[Collection entries]
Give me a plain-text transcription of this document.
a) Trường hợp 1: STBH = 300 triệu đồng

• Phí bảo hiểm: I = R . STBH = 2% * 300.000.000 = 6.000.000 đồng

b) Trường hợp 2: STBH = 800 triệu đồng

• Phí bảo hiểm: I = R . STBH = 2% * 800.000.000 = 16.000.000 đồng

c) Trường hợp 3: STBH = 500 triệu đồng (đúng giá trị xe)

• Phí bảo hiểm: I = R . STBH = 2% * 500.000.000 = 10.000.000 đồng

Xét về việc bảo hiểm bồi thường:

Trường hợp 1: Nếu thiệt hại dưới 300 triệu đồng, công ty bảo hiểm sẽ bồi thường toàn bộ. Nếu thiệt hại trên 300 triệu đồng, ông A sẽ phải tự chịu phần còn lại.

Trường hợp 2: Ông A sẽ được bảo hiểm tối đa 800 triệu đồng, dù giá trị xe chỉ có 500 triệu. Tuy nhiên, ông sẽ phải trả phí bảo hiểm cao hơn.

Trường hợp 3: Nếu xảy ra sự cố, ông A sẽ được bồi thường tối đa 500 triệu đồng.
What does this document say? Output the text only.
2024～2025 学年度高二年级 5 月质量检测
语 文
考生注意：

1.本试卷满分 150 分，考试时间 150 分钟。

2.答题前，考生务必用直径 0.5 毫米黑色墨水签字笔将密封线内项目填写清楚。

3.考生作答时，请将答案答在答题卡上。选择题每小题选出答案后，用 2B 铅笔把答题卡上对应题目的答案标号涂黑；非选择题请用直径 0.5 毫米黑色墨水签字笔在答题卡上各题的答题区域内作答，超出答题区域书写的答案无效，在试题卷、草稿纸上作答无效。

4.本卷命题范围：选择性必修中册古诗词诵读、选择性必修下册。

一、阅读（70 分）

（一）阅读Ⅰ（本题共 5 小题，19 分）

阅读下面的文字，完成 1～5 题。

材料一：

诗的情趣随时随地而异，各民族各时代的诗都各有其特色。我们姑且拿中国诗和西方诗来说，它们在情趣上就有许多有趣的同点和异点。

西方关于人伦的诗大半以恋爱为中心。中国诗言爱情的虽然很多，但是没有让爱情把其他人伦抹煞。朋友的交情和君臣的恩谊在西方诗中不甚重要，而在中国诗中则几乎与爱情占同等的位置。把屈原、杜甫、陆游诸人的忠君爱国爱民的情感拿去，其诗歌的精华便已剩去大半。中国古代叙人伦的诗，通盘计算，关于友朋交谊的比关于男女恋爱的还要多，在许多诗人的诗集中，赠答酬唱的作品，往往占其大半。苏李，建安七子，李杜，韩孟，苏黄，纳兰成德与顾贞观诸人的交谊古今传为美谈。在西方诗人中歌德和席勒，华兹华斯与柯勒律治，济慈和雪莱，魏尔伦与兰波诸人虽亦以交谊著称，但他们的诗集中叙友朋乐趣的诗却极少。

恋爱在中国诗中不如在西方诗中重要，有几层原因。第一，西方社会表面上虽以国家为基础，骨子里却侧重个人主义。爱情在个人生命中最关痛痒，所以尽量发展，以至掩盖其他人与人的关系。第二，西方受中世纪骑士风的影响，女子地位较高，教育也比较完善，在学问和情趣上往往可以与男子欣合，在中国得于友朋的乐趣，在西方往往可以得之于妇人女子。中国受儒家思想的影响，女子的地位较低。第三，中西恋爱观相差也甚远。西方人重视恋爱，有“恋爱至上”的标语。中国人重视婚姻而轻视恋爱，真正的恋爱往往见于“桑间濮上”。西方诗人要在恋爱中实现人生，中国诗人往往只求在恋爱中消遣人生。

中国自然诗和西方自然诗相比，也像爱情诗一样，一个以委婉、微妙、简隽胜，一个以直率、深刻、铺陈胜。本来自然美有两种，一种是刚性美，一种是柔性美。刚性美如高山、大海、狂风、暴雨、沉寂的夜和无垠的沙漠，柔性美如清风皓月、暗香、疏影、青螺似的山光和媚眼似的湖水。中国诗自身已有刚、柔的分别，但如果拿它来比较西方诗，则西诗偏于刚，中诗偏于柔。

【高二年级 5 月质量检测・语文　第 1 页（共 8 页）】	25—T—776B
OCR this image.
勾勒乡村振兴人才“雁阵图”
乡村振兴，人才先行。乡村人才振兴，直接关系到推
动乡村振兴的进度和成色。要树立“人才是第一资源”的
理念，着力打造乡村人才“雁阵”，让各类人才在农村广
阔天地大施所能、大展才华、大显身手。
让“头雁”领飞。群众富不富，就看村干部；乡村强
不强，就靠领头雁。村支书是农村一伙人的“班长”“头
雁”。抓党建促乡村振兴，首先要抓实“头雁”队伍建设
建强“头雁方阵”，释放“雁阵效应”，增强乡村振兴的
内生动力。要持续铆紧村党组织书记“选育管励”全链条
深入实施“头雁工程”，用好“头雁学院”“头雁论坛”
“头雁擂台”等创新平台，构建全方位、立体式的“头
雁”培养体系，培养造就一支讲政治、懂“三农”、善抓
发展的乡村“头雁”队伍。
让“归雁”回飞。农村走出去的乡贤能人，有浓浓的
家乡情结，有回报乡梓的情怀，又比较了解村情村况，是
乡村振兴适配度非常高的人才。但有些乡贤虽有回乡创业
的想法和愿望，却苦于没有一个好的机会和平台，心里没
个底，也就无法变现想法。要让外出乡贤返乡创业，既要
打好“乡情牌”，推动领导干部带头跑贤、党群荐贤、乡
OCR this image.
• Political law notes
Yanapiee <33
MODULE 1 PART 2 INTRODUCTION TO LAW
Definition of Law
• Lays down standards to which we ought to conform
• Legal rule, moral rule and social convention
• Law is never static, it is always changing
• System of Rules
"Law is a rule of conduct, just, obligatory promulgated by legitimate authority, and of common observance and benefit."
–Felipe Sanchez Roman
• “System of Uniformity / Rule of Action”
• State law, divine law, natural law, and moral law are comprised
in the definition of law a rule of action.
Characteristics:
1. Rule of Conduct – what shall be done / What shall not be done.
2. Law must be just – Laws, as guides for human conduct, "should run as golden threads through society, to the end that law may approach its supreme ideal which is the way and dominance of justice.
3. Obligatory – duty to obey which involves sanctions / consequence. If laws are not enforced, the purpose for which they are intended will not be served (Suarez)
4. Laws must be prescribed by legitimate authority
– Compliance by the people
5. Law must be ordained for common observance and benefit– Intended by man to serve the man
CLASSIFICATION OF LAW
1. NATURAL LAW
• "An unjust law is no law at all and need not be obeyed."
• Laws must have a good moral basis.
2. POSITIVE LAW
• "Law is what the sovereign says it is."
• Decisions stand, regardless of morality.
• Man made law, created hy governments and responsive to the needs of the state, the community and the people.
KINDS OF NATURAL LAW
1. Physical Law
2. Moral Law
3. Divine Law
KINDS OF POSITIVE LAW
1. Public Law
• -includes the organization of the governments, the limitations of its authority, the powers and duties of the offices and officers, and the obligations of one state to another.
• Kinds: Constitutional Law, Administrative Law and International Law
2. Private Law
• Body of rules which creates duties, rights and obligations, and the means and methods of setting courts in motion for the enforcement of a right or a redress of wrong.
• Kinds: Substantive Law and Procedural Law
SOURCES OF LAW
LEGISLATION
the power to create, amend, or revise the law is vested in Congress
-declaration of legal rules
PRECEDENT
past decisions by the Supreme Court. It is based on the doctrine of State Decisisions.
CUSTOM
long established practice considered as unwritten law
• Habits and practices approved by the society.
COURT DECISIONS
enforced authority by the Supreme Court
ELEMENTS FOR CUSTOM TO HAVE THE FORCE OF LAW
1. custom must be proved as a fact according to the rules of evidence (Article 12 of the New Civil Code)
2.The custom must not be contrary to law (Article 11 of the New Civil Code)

**WHAT YOU NEED TO DO:**
From the listing above, pick out every line containing "this".

**FINISHED TASK:**
Give me a plain-text transcription of this document.
What does this document say? Output the text only.
OCR this image.
OCR this image.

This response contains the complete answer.